- [Supplied records]:
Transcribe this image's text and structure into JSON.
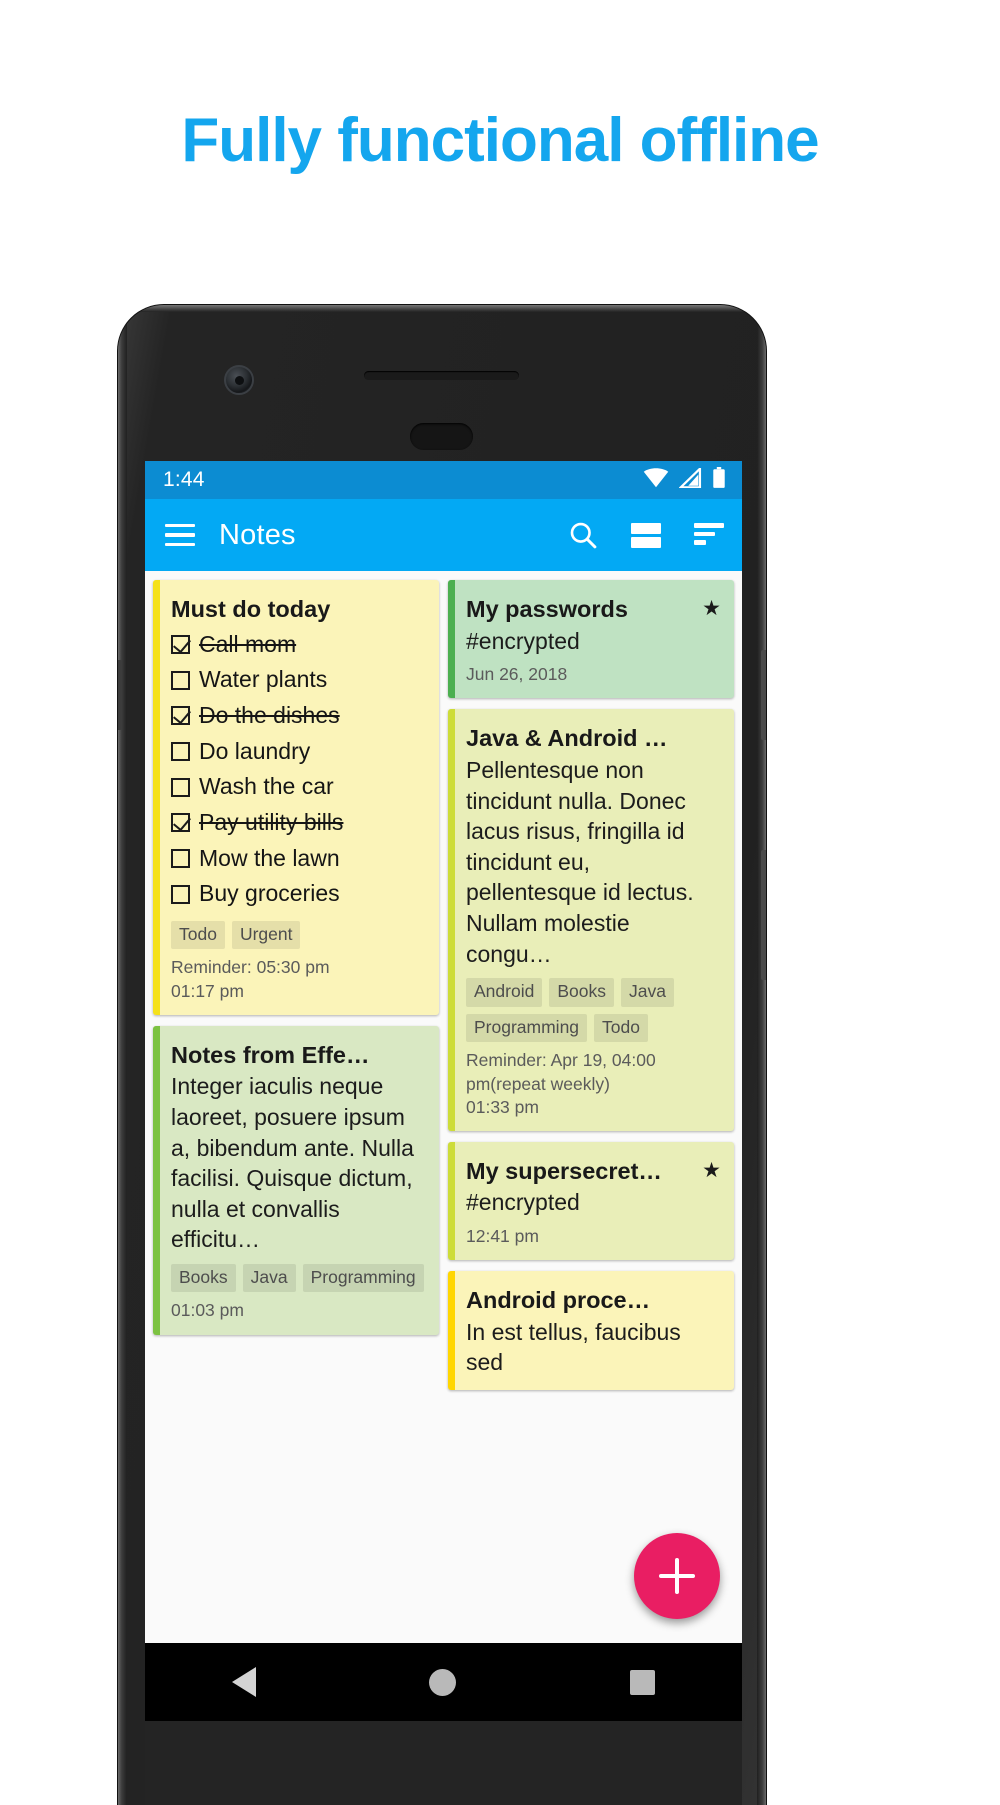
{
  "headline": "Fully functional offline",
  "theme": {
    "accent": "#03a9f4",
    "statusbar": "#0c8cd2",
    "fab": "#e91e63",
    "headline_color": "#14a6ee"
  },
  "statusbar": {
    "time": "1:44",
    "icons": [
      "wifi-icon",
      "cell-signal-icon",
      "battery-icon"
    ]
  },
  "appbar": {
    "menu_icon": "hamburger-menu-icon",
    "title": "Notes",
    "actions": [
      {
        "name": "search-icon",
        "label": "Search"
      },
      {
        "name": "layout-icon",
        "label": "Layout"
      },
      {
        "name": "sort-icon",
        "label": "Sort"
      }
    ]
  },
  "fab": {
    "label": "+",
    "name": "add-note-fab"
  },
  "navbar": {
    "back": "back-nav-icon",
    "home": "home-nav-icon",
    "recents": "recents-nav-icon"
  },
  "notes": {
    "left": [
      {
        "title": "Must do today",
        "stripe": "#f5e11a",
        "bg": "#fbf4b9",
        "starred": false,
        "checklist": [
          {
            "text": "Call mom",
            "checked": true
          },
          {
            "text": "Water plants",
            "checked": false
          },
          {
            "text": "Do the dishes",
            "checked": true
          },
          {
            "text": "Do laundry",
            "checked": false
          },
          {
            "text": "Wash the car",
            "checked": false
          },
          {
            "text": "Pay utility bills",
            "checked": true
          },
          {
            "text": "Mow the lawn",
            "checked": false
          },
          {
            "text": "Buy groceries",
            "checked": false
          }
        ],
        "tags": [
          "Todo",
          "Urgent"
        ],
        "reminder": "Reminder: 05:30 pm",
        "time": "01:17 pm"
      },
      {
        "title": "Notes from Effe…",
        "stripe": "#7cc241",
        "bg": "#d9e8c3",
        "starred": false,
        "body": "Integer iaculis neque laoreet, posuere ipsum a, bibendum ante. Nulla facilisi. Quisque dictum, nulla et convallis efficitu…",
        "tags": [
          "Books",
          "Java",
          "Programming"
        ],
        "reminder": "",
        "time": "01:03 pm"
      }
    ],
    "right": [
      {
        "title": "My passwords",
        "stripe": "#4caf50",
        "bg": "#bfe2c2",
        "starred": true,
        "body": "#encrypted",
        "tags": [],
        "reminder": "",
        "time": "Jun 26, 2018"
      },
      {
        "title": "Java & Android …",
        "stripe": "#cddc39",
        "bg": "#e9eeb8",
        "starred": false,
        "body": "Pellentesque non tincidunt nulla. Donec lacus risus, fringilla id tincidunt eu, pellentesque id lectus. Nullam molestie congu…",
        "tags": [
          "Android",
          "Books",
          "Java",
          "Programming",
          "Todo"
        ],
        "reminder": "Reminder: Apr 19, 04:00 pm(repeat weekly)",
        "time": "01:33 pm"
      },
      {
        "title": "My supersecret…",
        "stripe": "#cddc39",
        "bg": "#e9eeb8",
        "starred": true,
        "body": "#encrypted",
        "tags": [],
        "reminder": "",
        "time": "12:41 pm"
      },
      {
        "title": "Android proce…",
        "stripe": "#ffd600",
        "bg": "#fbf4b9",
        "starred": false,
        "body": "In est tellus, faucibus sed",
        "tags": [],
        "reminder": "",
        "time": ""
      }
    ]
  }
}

- [Job]:
Copy the material exactly. Do not include the pictures.

- [Correct response]:
Transcribe this image's text and structure into JSON.
{
  "headline": "Fully functional offline",
  "theme": {
    "accent": "#03a9f4",
    "statusbar": "#0c8cd2",
    "fab": "#e91e63",
    "headline_color": "#14a6ee"
  },
  "statusbar": {
    "time": "1:44",
    "icons": [
      "wifi-icon",
      "cell-signal-icon",
      "battery-icon"
    ]
  },
  "appbar": {
    "menu_icon": "hamburger-menu-icon",
    "title": "Notes",
    "actions": [
      {
        "name": "search-icon",
        "label": "Search"
      },
      {
        "name": "layout-icon",
        "label": "Layout"
      },
      {
        "name": "sort-icon",
        "label": "Sort"
      }
    ]
  },
  "fab": {
    "label": "+",
    "name": "add-note-fab"
  },
  "navbar": {
    "back": "back-nav-icon",
    "home": "home-nav-icon",
    "recents": "recents-nav-icon"
  },
  "notes": {
    "left": [
      {
        "title": "Must do today",
        "stripe": "#f5e11a",
        "bg": "#fbf4b9",
        "starred": false,
        "checklist": [
          {
            "text": "Call mom",
            "checked": true
          },
          {
            "text": "Water plants",
            "checked": false
          },
          {
            "text": "Do the dishes",
            "checked": true
          },
          {
            "text": "Do laundry",
            "checked": false
          },
          {
            "text": "Wash the car",
            "checked": false
          },
          {
            "text": "Pay utility bills",
            "checked": true
          },
          {
            "text": "Mow the lawn",
            "checked": false
          },
          {
            "text": "Buy groceries",
            "checked": false
          }
        ],
        "tags": [
          "Todo",
          "Urgent"
        ],
        "reminder": "Reminder: 05:30 pm",
        "time": "01:17 pm"
      },
      {
        "title": "Notes from Effe…",
        "stripe": "#7cc241",
        "bg": "#d9e8c3",
        "starred": false,
        "body": "Integer iaculis neque laoreet, posuere ipsum a, bibendum ante. Nulla facilisi. Quisque dictum, nulla et convallis efficitu…",
        "tags": [
          "Books",
          "Java",
          "Programming"
        ],
        "reminder": "",
        "time": "01:03 pm"
      }
    ],
    "right": [
      {
        "title": "My passwords",
        "stripe": "#4caf50",
        "bg": "#bfe2c2",
        "starred": true,
        "body": "#encrypted",
        "tags": [],
        "reminder": "",
        "time": "Jun 26, 2018"
      },
      {
        "title": "Java & Android …",
        "stripe": "#cddc39",
        "bg": "#e9eeb8",
        "starred": false,
        "body": "Pellentesque non tincidunt nulla. Donec lacus risus, fringilla id tincidunt eu, pellentesque id lectus. Nullam molestie congu…",
        "tags": [
          "Android",
          "Books",
          "Java",
          "Programming",
          "Todo"
        ],
        "reminder": "Reminder: Apr 19, 04:00 pm(repeat weekly)",
        "time": "01:33 pm"
      },
      {
        "title": "My supersecret…",
        "stripe": "#cddc39",
        "bg": "#e9eeb8",
        "starred": true,
        "body": "#encrypted",
        "tags": [],
        "reminder": "",
        "time": "12:41 pm"
      },
      {
        "title": "Android proce…",
        "stripe": "#ffd600",
        "bg": "#fbf4b9",
        "starred": false,
        "body": "In est tellus, faucibus sed",
        "tags": [],
        "reminder": "",
        "time": ""
      }
    ]
  }
}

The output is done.